_Directions for this task_
State how many lines in the items below contain the string "Simon". Reply with the number alone.

[Entries for layout elements]
• • •
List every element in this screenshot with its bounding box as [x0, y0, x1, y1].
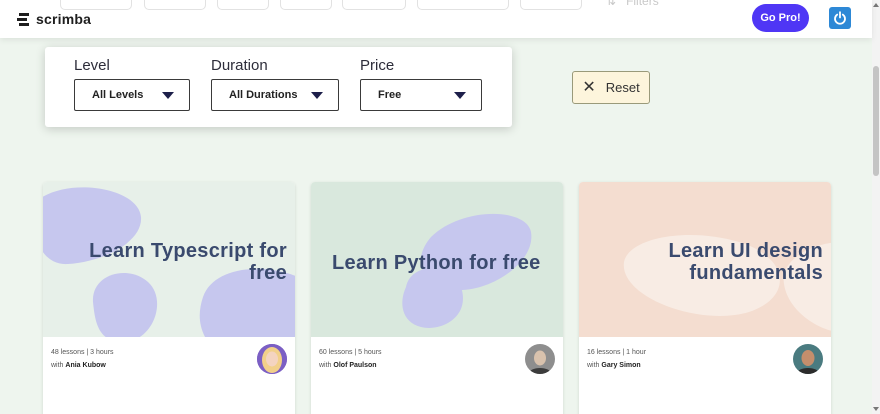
- duration-select[interactable]: All Durations: [211, 79, 339, 111]
- course-card[interactable]: Learn Python for free 60 lessons | 5 hou…: [311, 182, 563, 414]
- level-filter: Level All Levels: [74, 57, 190, 111]
- duration-label: Duration: [211, 57, 268, 74]
- with-label: with: [51, 362, 64, 369]
- reset-button[interactable]: ✕ Reset: [572, 71, 650, 104]
- course-author: Ania Kubow: [65, 362, 106, 369]
- power-glyph-icon: [834, 11, 846, 25]
- course-title-line: Learn Typescript for: [89, 240, 287, 262]
- course-author-line: with Ania Kubow: [51, 359, 114, 372]
- with-label: with: [587, 362, 600, 369]
- duration-filter: Duration All Durations: [211, 57, 339, 111]
- close-icon: ✕: [582, 78, 596, 96]
- scroll-down-arrow-icon[interactable]: [873, 407, 879, 411]
- price-label: Price: [360, 57, 395, 74]
- dropdown-arrow-icon: [454, 91, 466, 99]
- course-title-line: fundamentals: [689, 262, 823, 284]
- price-select[interactable]: Free: [360, 79, 482, 111]
- filters-toggle[interactable]: ⇅ Filters: [606, 0, 659, 8]
- category-chip[interactable]: [144, 0, 206, 10]
- course-meta: 60 lessons | 5 hours with Olof Paulson: [319, 346, 382, 372]
- scrollbar-thumb[interactable]: [873, 66, 879, 176]
- course-meta: 16 lessons | 1 hour with Gary Simon: [587, 346, 646, 372]
- course-lessons: 16 lessons | 1 hour: [587, 349, 647, 356]
- course-thumbnail: Learn UI design fundamentals: [579, 182, 831, 337]
- power-icon[interactable]: [829, 7, 851, 29]
- category-chip[interactable]: [280, 0, 332, 10]
- with-label: with: [319, 362, 332, 369]
- filter-panel: Level All Levels Duration All Durations …: [45, 47, 512, 127]
- category-chip[interactable]: [60, 0, 132, 10]
- brand-logo-link[interactable]: scrimba: [16, 11, 91, 27]
- course-author-line: with Gary Simon: [587, 359, 646, 372]
- course-title-line: free: [249, 262, 287, 284]
- category-chip[interactable]: [217, 0, 269, 10]
- course-title: Learn UI design fundamentals: [668, 240, 823, 284]
- course-lessons: 48 lessons | 3 hours: [51, 349, 114, 356]
- category-chip[interactable]: [417, 0, 509, 10]
- dropdown-arrow-icon: [162, 91, 174, 99]
- course-lessons: 60 lessons | 5 hours: [319, 349, 382, 356]
- avatar: [257, 344, 287, 374]
- reset-label: Reset: [605, 80, 640, 95]
- course-thumbnail: Learn Python for free: [311, 182, 563, 337]
- price-filter: Price Free: [360, 57, 482, 111]
- course-title: Learn Typescript for free: [89, 240, 287, 284]
- filters-label: Filters: [626, 0, 659, 8]
- go-pro-button[interactable]: Go Pro!: [752, 4, 809, 32]
- scrimba-logo-icon: [17, 13, 29, 26]
- duration-value: All Durations: [229, 89, 298, 101]
- category-chips-row: [0, 0, 872, 10]
- avatar: [793, 344, 823, 374]
- author-photo: [257, 344, 287, 374]
- top-header: ⇅ Filters scrimba Go Pro!: [0, 0, 872, 38]
- category-chip[interactable]: [520, 0, 582, 10]
- price-value: Free: [378, 89, 402, 101]
- course-card[interactable]: Learn UI design fundamentals 16 lessons …: [579, 182, 831, 414]
- page-scrollbar[interactable]: [872, 0, 880, 414]
- course-author-line: with Olof Paulson: [319, 359, 382, 372]
- author-photo: [525, 344, 555, 374]
- category-chip[interactable]: [342, 0, 406, 10]
- filter-icon: ⇅: [606, 0, 617, 8]
- level-select[interactable]: All Levels: [74, 79, 190, 111]
- course-title: Learn Python for free: [332, 252, 541, 274]
- course-card[interactable]: Learn Typescript for free 48 lessons | 3…: [43, 182, 295, 414]
- course-author: Gary Simon: [601, 362, 641, 369]
- avatar: [525, 344, 555, 374]
- level-value: All Levels: [92, 89, 144, 101]
- course-thumbnail: Learn Typescript for free: [43, 182, 295, 337]
- course-author: Olof Paulson: [333, 362, 377, 369]
- course-title-line: Learn Python for free: [332, 252, 541, 274]
- course-meta: 48 lessons | 3 hours with Ania Kubow: [51, 346, 114, 372]
- level-label: Level: [74, 57, 110, 74]
- brand-name: scrimba: [36, 11, 92, 27]
- dropdown-arrow-icon: [311, 91, 323, 99]
- course-title-line: Learn UI design: [668, 240, 823, 262]
- scroll-up-arrow-icon[interactable]: [873, 3, 879, 7]
- author-photo: [793, 344, 823, 374]
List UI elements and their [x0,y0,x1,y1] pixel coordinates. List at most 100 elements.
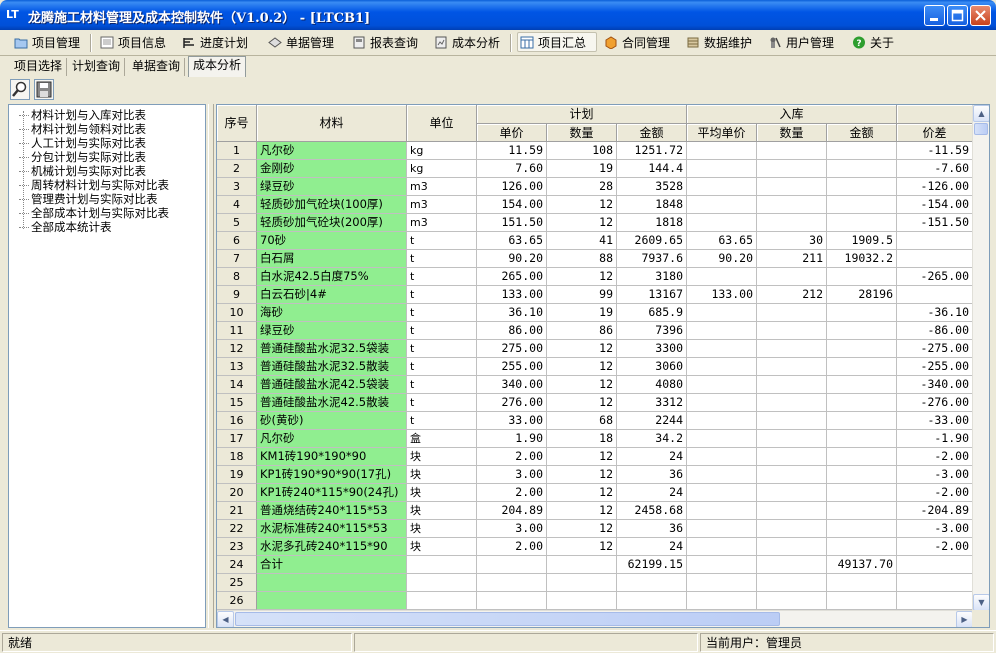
cell-material[interactable]: 海砂 [257,304,407,322]
table-row[interactable]: 4 轻质砂加气砼块(100厚) m3 154.00 12 1848 -154.00 [217,196,973,214]
cell-unit[interactable]: t [407,250,477,268]
cell-material[interactable]: 轻质砂加气砼块(100厚) [257,196,407,214]
cell-samount[interactable] [827,394,897,412]
cell-material[interactable]: 金刚砂 [257,160,407,178]
tree-item[interactable]: 全部成本计划与实际对比表 [19,206,169,220]
cell-seq[interactable]: 12 [217,340,257,358]
column-header-stock-qty[interactable]: 数量 [757,124,827,142]
cell-seq[interactable]: 5 [217,214,257,232]
table-row[interactable]: 3 绿豆砂 m3 126.00 28 3528 -126.00 [217,178,973,196]
cell-qty[interactable]: 12 [547,268,617,286]
cell-qty[interactable]: 28 [547,178,617,196]
cell-diff[interactable]: -154.00 [897,196,973,214]
cell-price[interactable]: 2.00 [477,484,547,502]
cell-amount[interactable]: 2458.68 [617,502,687,520]
cell-material[interactable] [257,592,407,610]
cell-amount[interactable]: 1251.72 [617,142,687,160]
column-header-stock-avg-price[interactable]: 平均单价 [687,124,757,142]
cell-sqty[interactable] [757,412,827,430]
cell-diff[interactable] [897,250,973,268]
cell-diff[interactable] [897,556,973,574]
cell-sqty[interactable] [757,448,827,466]
column-group-stock[interactable]: 入库 [687,105,897,124]
cell-avg[interactable]: 63.65 [687,232,757,250]
cell-unit[interactable]: 盒 [407,430,477,448]
table-row[interactable]: 23 水泥多孔砖240*115*90 块 2.00 12 24 -2.00 [217,538,973,556]
cell-price[interactable]: 265.00 [477,268,547,286]
cell-avg[interactable] [687,412,757,430]
cell-samount[interactable]: 19032.2 [827,250,897,268]
cell-seq[interactable]: 25 [217,574,257,592]
cell-price[interactable]: 151.50 [477,214,547,232]
cell-diff[interactable]: -255.00 [897,358,973,376]
cell-diff[interactable]: -11.59 [897,142,973,160]
scroll-right-icon[interactable]: ▶ [956,611,973,627]
cell-qty[interactable]: 12 [547,214,617,232]
cell-seq[interactable]: 7 [217,250,257,268]
cell-material[interactable] [257,574,407,592]
cell-qty[interactable] [547,556,617,574]
table-row[interactable]: 5 轻质砂加气砼块(200厚) m3 151.50 12 1818 -151.50 [217,214,973,232]
cell-qty[interactable]: 108 [547,142,617,160]
cell-material[interactable]: 普通硅酸盐水泥32.5袋装 [257,340,407,358]
column-header-price-diff[interactable]: 价差 [897,124,973,142]
cell-qty[interactable]: 12 [547,196,617,214]
cell-samount[interactable] [827,574,897,592]
cell-samount[interactable] [827,304,897,322]
cell-price[interactable] [477,556,547,574]
tree-item[interactable]: 人工计划与实际对比表 [19,136,146,150]
cell-material[interactable]: 普通硅酸盐水泥32.5散装 [257,358,407,376]
cell-samount[interactable] [827,160,897,178]
cell-amount[interactable] [617,592,687,610]
cell-avg[interactable] [687,430,757,448]
cell-sqty[interactable] [757,538,827,556]
cell-diff[interactable]: -340.00 [897,376,973,394]
cell-sqty[interactable] [757,376,827,394]
tab-document-query[interactable]: 单据查询 [128,58,186,76]
cell-qty[interactable]: 12 [547,502,617,520]
cell-samount[interactable] [827,430,897,448]
cell-qty[interactable]: 19 [547,160,617,178]
cell-diff[interactable] [897,592,973,610]
cell-avg[interactable]: 133.00 [687,286,757,304]
cell-material[interactable]: 普通烧结砖240*115*53 [257,502,407,520]
table-row[interactable]: 2 金刚砂 kg 7.60 19 144.4 -7.60 [217,160,973,178]
column-header-plan-price[interactable]: 单价 [477,124,547,142]
tree-item[interactable]: 周转材料计划与实际对比表 [19,178,169,192]
cell-material[interactable]: 合计 [257,556,407,574]
horizontal-scroll-thumb[interactable] [235,612,780,626]
cell-diff[interactable] [897,574,973,592]
cell-unit[interactable]: t [407,376,477,394]
cell-samount[interactable] [827,340,897,358]
cell-amount[interactable]: 3180 [617,268,687,286]
cell-avg[interactable] [687,556,757,574]
table-row[interactable]: 18 KM1砖190*190*90 块 2.00 12 24 -2.00 [217,448,973,466]
vertical-scrollbar[interactable]: ▲ ▼ [972,105,989,611]
cell-sqty[interactable] [757,322,827,340]
cell-avg[interactable] [687,538,757,556]
cell-unit[interactable]: 块 [407,484,477,502]
table-row[interactable]: 12 普通硅酸盐水泥32.5袋装 t 275.00 12 3300 -275.00 [217,340,973,358]
cell-qty[interactable]: 12 [547,520,617,538]
cell-qty[interactable]: 12 [547,340,617,358]
table-row[interactable]: 26 [217,592,973,610]
cell-material[interactable]: 绿豆砂 [257,178,407,196]
cell-diff[interactable] [897,232,973,250]
cell-seq[interactable]: 16 [217,412,257,430]
cell-price[interactable] [477,592,547,610]
cell-material[interactable]: 白水泥42.5白度75% [257,268,407,286]
cell-amount[interactable]: 24 [617,484,687,502]
panel-splitter[interactable] [208,104,214,628]
cell-seq[interactable]: 2 [217,160,257,178]
cell-amount[interactable]: 3300 [617,340,687,358]
cell-seq[interactable]: 23 [217,538,257,556]
cell-price[interactable]: 63.65 [477,232,547,250]
cell-material[interactable]: 水泥多孔砖240*115*90 [257,538,407,556]
cell-qty[interactable]: 41 [547,232,617,250]
cell-samount[interactable]: 28196 [827,286,897,304]
cell-seq[interactable]: 4 [217,196,257,214]
cell-diff[interactable]: -151.50 [897,214,973,232]
cell-price[interactable]: 1.90 [477,430,547,448]
cell-amount[interactable]: 2244 [617,412,687,430]
cell-price[interactable]: 126.00 [477,178,547,196]
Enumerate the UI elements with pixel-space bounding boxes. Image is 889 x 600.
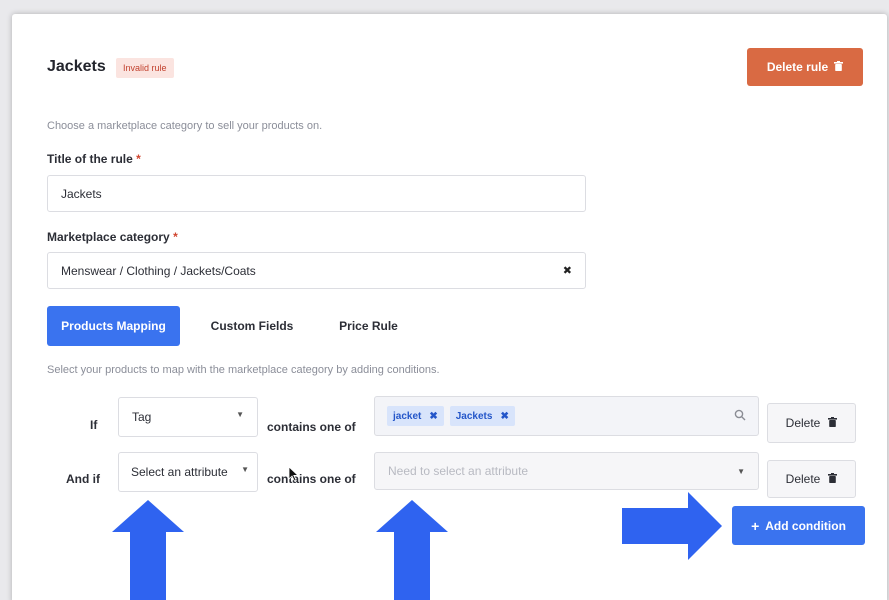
annotation-arrow-icon: [112, 500, 184, 600]
title-field-label-text: Title of the rule: [47, 152, 133, 166]
plus-icon: +: [751, 517, 760, 534]
category-select[interactable]: Menswear / Clothing / Jackets/Coats ✖: [47, 252, 586, 289]
chevron-down-icon: ▼: [241, 465, 249, 474]
annotation-arrow-icon: [622, 492, 722, 560]
delete-condition-label: Delete: [785, 416, 821, 430]
tag-values-input[interactable]: jacket ✖ Jackets ✖: [374, 396, 759, 436]
mapping-help-text: Select your products to map with the mar…: [47, 364, 440, 376]
tab-custom-fields[interactable]: Custom Fields: [196, 306, 308, 346]
trash-icon: [828, 472, 838, 486]
title-input[interactable]: Jackets: [47, 175, 586, 212]
chevron-down-icon: ▼: [236, 410, 244, 419]
status-badge: Invalid rule: [116, 58, 174, 78]
attribute-select-value: Tag: [132, 410, 152, 424]
intro-help-text: Choose a marketplace category to sell yo…: [47, 120, 323, 132]
chip-list: jacket ✖ Jackets ✖: [387, 406, 521, 426]
tag-chip-label: jacket: [393, 410, 422, 422]
trash-icon: [834, 60, 844, 74]
condition-operator: contains one of: [267, 420, 356, 434]
rule-title: Jackets: [47, 58, 106, 75]
condition-operator: contains one of: [267, 472, 356, 486]
delete-rule-button[interactable]: Delete rule: [747, 48, 863, 86]
category-field-label: Marketplace category *: [47, 230, 178, 244]
tab-products-mapping[interactable]: Products Mapping: [47, 306, 180, 346]
values-select-disabled: Need to select an attribute ▼: [374, 452, 759, 490]
delete-condition-button[interactable]: Delete: [767, 403, 856, 443]
delete-condition-button[interactable]: Delete: [767, 460, 856, 498]
required-mark: *: [136, 152, 141, 166]
delete-rule-label: Delete rule: [766, 60, 829, 74]
trash-icon: [828, 416, 838, 430]
values-placeholder: Need to select an attribute: [388, 464, 529, 478]
add-condition-label: Add condition: [765, 518, 846, 533]
annotation-arrow-icon: [376, 500, 448, 600]
search-icon: [734, 409, 746, 424]
condition-prefix-if: If: [90, 418, 98, 432]
close-icon[interactable]: ✖: [500, 411, 508, 422]
delete-condition-label: Delete: [785, 472, 821, 486]
condition-prefix-and-if: And if: [66, 472, 100, 486]
title-input-value: Jackets: [61, 186, 102, 201]
category-select-value: Menswear / Clothing / Jackets/Coats: [61, 263, 256, 278]
close-icon[interactable]: ✖: [429, 411, 437, 422]
tab-price-rule[interactable]: Price Rule: [322, 306, 415, 346]
attribute-select[interactable]: Select an attribute ▼: [118, 452, 258, 492]
add-condition-button[interactable]: + Add condition: [732, 506, 865, 545]
tag-chip: jacket ✖: [387, 406, 444, 426]
category-field-label-text: Marketplace category: [47, 230, 170, 244]
chevron-down-icon: ▼: [737, 466, 745, 476]
attribute-select-value: Select an attribute: [131, 465, 228, 479]
mouse-cursor-icon: [288, 466, 300, 482]
attribute-select[interactable]: Tag ▼: [118, 397, 258, 437]
title-field-label: Title of the rule *: [47, 152, 141, 166]
required-mark: *: [173, 230, 178, 244]
tag-chip-label: Jackets: [455, 410, 493, 422]
tag-chip: Jackets ✖: [449, 406, 515, 426]
clear-icon[interactable]: ✖: [563, 264, 572, 277]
• • •
_Response to this exercise_
3